#### [TASK REQUIREMENTS]
Return the listing below in full, with every line exactly as it is.

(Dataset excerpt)
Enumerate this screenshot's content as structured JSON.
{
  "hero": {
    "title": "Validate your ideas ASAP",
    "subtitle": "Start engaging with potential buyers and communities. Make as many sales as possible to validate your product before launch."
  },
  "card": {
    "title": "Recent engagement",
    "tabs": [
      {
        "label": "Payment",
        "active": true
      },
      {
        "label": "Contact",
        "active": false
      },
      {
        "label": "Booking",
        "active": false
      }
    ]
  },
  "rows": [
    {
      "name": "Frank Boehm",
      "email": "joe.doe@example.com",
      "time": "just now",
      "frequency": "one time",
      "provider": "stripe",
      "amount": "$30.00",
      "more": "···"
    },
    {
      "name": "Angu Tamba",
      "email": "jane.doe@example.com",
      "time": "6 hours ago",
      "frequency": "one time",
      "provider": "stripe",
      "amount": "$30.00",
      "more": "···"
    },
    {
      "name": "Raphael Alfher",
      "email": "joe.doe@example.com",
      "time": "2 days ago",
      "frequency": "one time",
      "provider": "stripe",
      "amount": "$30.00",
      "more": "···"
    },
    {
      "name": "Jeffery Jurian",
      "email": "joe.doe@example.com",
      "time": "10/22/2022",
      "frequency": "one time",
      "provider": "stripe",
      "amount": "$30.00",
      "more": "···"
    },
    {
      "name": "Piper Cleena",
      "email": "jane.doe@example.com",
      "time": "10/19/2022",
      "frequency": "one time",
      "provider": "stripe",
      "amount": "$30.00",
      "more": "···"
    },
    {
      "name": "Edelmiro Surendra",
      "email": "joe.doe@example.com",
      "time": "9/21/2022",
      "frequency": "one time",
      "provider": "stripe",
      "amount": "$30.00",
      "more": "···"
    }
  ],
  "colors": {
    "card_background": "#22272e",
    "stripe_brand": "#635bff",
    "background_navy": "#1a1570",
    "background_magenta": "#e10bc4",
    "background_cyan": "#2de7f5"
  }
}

#### [PROBLEM SOLUTION]
Enumerate this screenshot's content as structured JSON.
{
  "hero": {
    "title": "Validate your ideas ASAP",
    "subtitle": "Start engaging with potential buyers and communities. Make as many sales as possible to validate your product before launch."
  },
  "card": {
    "title": "Recent engagement",
    "tabs": [
      {
        "label": "Payment",
        "active": true
      },
      {
        "label": "Contact",
        "active": false
      },
      {
        "label": "Booking",
        "active": false
      }
    ]
  },
  "rows": [
    {
      "name": "Frank Boehm",
      "email": "joe.doe@example.com",
      "time": "just now",
      "frequency": "one time",
      "provider": "stripe",
      "amount": "$30.00",
      "more": "···"
    },
    {
      "name": "Angu Tamba",
      "email": "jane.doe@example.com",
      "time": "6 hours ago",
      "frequency": "one time",
      "provider": "stripe",
      "amount": "$30.00",
      "more": "···"
    },
    {
      "name": "Raphael Alfher",
      "email": "joe.doe@example.com",
      "time": "2 days ago",
      "frequency": "one time",
      "provider": "stripe",
      "amount": "$30.00",
      "more": "···"
    },
    {
      "name": "Jeffery Jurian",
      "email": "joe.doe@example.com",
      "time": "10/22/2022",
      "frequency": "one time",
      "provider": "stripe",
      "amount": "$30.00",
      "more": "···"
    },
    {
      "name": "Piper Cleena",
      "email": "jane.doe@example.com",
      "time": "10/19/2022",
      "frequency": "one time",
      "provider": "stripe",
      "amount": "$30.00",
      "more": "···"
    },
    {
      "name": "Edelmiro Surendra",
      "email": "joe.doe@example.com",
      "time": "9/21/2022",
      "frequency": "one time",
      "provider": "stripe",
      "amount": "$30.00",
      "more": "···"
    }
  ],
  "colors": {
    "card_background": "#22272e",
    "stripe_brand": "#635bff",
    "background_navy": "#1a1570",
    "background_magenta": "#e10bc4",
    "background_cyan": "#2de7f5"
  }
}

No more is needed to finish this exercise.